╭──

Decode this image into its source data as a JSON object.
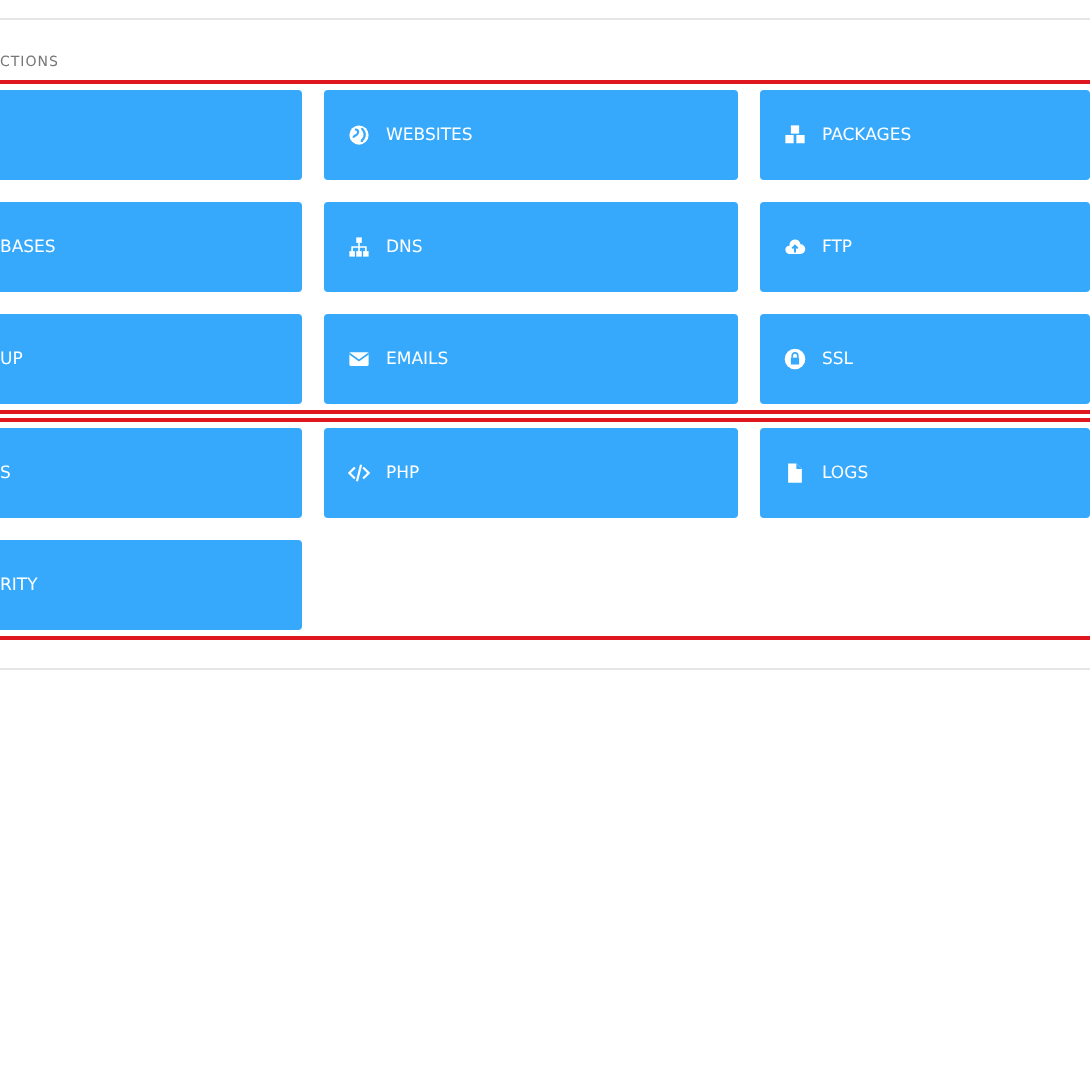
{
  "heading": "CTIONS",
  "groups": [
    {
      "buttons": [
        {
          "kind": "cut"
        },
        {
          "kind": "full",
          "label": "WEBSITES"
        },
        {
          "kind": "full",
          "label": "PACKAGES"
        },
        {
          "kind": "cut",
          "label": "BASES"
        },
        {
          "kind": "full",
          "label": "DNS"
        },
        {
          "kind": "full",
          "label": "FTP"
        },
        {
          "kind": "cut",
          "label": "UP"
        },
        {
          "kind": "full",
          "label": "EMAILS"
        },
        {
          "kind": "full",
          "label": "SSL"
        }
      ]
    },
    {
      "buttons": [
        {
          "kind": "cut",
          "label": "S"
        },
        {
          "kind": "full",
          "label": "PHP"
        },
        {
          "kind": "full",
          "label": "LOGS"
        },
        {
          "kind": "cut",
          "label": "RITY"
        }
      ]
    }
  ]
}
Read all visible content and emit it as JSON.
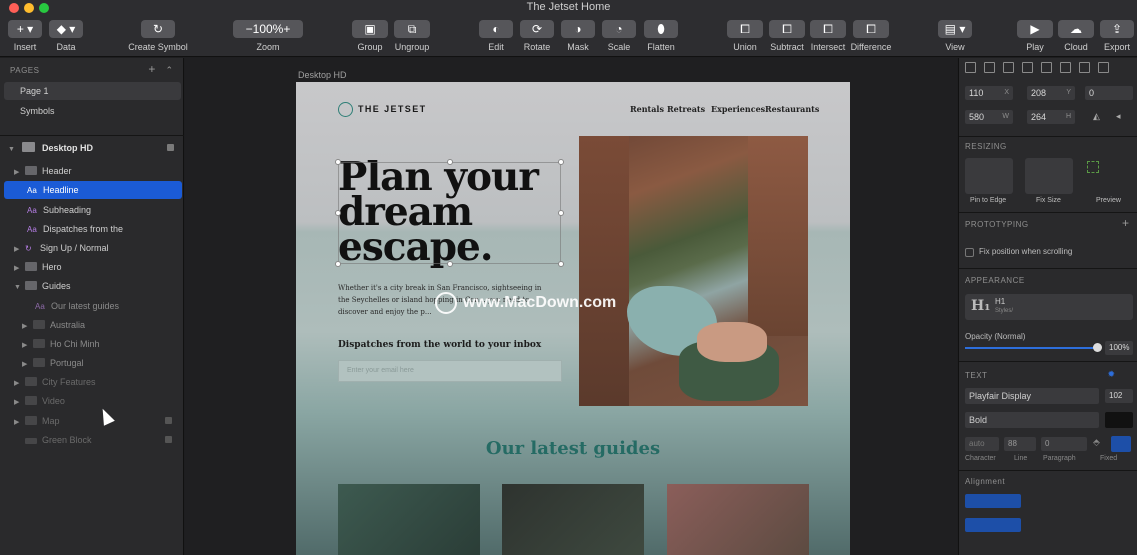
{
  "window": {
    "title": "The Jetset Home"
  },
  "toolbar": {
    "insert": "Insert",
    "data": "Data",
    "create_symbol": "Create Symbol",
    "zoom": "Zoom",
    "zoom_value": "100%",
    "zoom_minus": "−",
    "zoom_plus": "+",
    "group": "Group",
    "ungroup": "Ungroup",
    "edit": "Edit",
    "rotate": "Rotate",
    "mask": "Mask",
    "scale": "Scale",
    "flatten": "Flatten",
    "union": "Union",
    "subtract": "Subtract",
    "intersect": "Intersect",
    "difference": "Difference",
    "view": "View",
    "play": "Play",
    "cloud": "Cloud",
    "export": "Export"
  },
  "left_panel": {
    "pages_header": "PAGES",
    "pages": [
      "Page 1",
      "Symbols"
    ],
    "artboard": "Desktop HD",
    "layers": [
      "Header",
      "Headline",
      "Subheading",
      "Dispatches from the",
      "Sign Up / Normal",
      "Hero",
      "Guides",
      "Our latest guides",
      "Australia",
      "Ho Chi Minh",
      "Portugal",
      "City Features",
      "Video",
      "Map",
      "Green Block"
    ]
  },
  "canvas": {
    "artboard_label": "Desktop HD",
    "logo": "THE JETSET",
    "nav": [
      "Rentals",
      "Retreats",
      "Experiences",
      "Restaurants"
    ],
    "headline_lines": [
      "Plan your",
      "dream",
      "escape."
    ],
    "subheading": "Whether it's a city break in San Francisco, sightseeing in the Seychelles or island hopping in Con... you need to discover and enjoy the p...",
    "dispatch": "Dispatches from the world to your inbox",
    "email_placeholder": "Enter your email here",
    "guides_title": "Our latest guides",
    "watermark": "www.MacDown.com"
  },
  "inspector": {
    "x": "110",
    "x_suffix": "X",
    "y": "208",
    "y_suffix": "Y",
    "rotation": "0",
    "w": "580",
    "w_suffix": "W",
    "h": "264",
    "h_suffix": "H",
    "resizing": "RESIZING",
    "pin_to_edge": "Pin to Edge",
    "fix_size": "Fix Size",
    "preview": "Preview",
    "prototyping": "PROTOTYPING",
    "fix_position": "Fix position when scrolling",
    "appearance": "APPEARANCE",
    "style_glyph": "H₁",
    "style_name": "H1",
    "style_sub": "Styles/",
    "opacity_label": "Opacity (Normal)",
    "opacity_value": "100%",
    "text": "TEXT",
    "font_family": "Playfair Display",
    "font_size": "102",
    "font_weight": "Bold",
    "char_value": "auto",
    "line_value": "88",
    "para_value": "0",
    "character": "Character",
    "line": "Line",
    "paragraph": "Paragraph",
    "fixed": "Fixed",
    "alignment": "Alignment"
  }
}
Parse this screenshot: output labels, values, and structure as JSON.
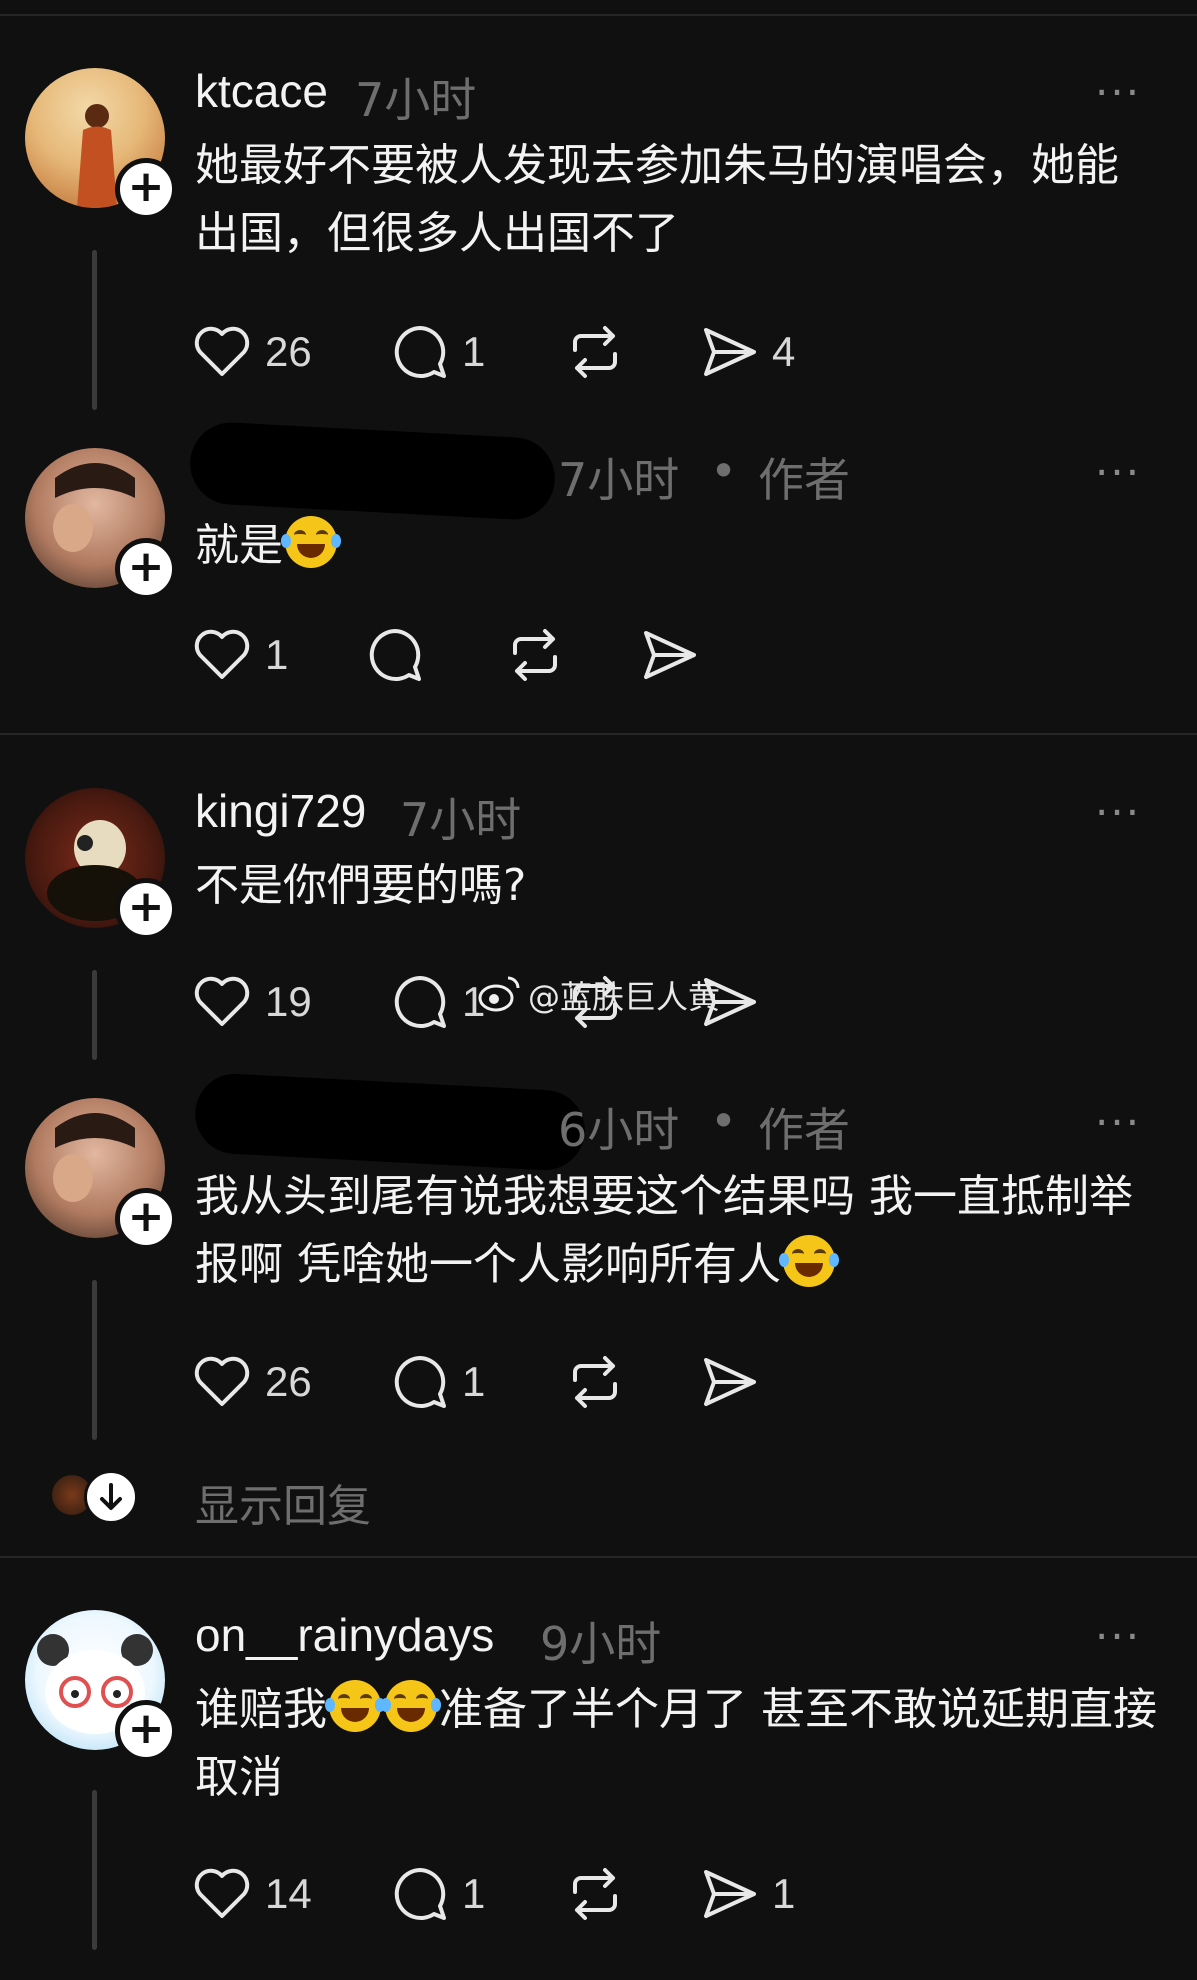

╰──

Pictures are to be left out; the records above must be repeated word for word.

Decode this image into its source data as a JSON object.
{
  "heading": "CTIONS",
  "groups": [
    {
      "buttons": [
        {
          "kind": "cut"
        },
        {
          "kind": "full",
          "label": "WEBSITES"
        },
        {
          "kind": "full",
          "label": "PACKAGES"
        },
        {
          "kind": "cut",
          "label": "BASES"
        },
        {
          "kind": "full",
          "label": "DNS"
        },
        {
          "kind": "full",
          "label": "FTP"
        },
        {
          "kind": "cut",
          "label": "UP"
        },
        {
          "kind": "full",
          "label": "EMAILS"
        },
        {
          "kind": "full",
          "label": "SSL"
        }
      ]
    },
    {
      "buttons": [
        {
          "kind": "cut",
          "label": "S"
        },
        {
          "kind": "full",
          "label": "PHP"
        },
        {
          "kind": "full",
          "label": "LOGS"
        },
        {
          "kind": "cut",
          "label": "RITY"
        }
      ]
    }
  ]
}
Read all visible content and emit it as JSON.
{
  "window": {
    "title": "The Jetset Home"
  },
  "toolbar": {
    "insert": "Insert",
    "data": "Data",
    "create_symbol": "Create Symbol",
    "zoom": "Zoom",
    "zoom_value": "100%",
    "zoom_minus": "−",
    "zoom_plus": "+",
    "group": "Group",
    "ungroup": "Ungroup",
    "edit": "Edit",
    "rotate": "Rotate",
    "mask": "Mask",
    "scale": "Scale",
    "flatten": "Flatten",
    "union": "Union",
    "subtract": "Subtract",
    "intersect": "Intersect",
    "difference": "Difference",
    "view": "View",
    "play": "Play",
    "cloud": "Cloud",
    "export": "Export"
  },
  "left_panel": {
    "pages_header": "PAGES",
    "pages": [
      "Page 1",
      "Symbols"
    ],
    "artboard": "Desktop HD",
    "layers": [
      "Header",
      "Headline",
      "Subheading",
      "Dispatches from the",
      "Sign Up / Normal",
      "Hero",
      "Guides",
      "Our latest guides",
      "Australia",
      "Ho Chi Minh",
      "Portugal",
      "City Features",
      "Video",
      "Map",
      "Green Block"
    ]
  },
  "canvas": {
    "artboard_label": "Desktop HD",
    "logo": "THE JETSET",
    "nav": [
      "Rentals",
      "Retreats",
      "Experiences",
      "Restaurants"
    ],
    "headline_lines": [
      "Plan your",
      "dream",
      "escape."
    ],
    "subheading": "Whether it's a city break in San Francisco, sightseeing in the Seychelles or island hopping in Con... you need to discover and enjoy the p...",
    "dispatch": "Dispatches from the world to your inbox",
    "email_placeholder": "Enter your email here",
    "guides_title": "Our latest guides",
    "watermark": "www.MacDown.com"
  },
  "inspector": {
    "x": "110",
    "x_suffix": "X",
    "y": "208",
    "y_suffix": "Y",
    "rotation": "0",
    "w": "580",
    "w_suffix": "W",
    "h": "264",
    "h_suffix": "H",
    "resizing": "RESIZING",
    "pin_to_edge": "Pin to Edge",
    "fix_size": "Fix Size",
    "preview": "Preview",
    "prototyping": "PROTOTYPING",
    "fix_position": "Fix position when scrolling",
    "appearance": "APPEARANCE",
    "style_glyph": "H₁",
    "style_name": "H1",
    "style_sub": "Styles/",
    "opacity_label": "Opacity (Normal)",
    "opacity_value": "100%",
    "text": "TEXT",
    "font_family": "Playfair Display",
    "font_size": "102",
    "font_weight": "Bold",
    "char_value": "auto",
    "line_value": "88",
    "para_value": "0",
    "character": "Character",
    "line": "Line",
    "paragraph": "Paragraph",
    "fixed": "Fixed",
    "alignment": "Alignment"
  }
}
Parse this screenshot: output labels, values, and structure as JSON.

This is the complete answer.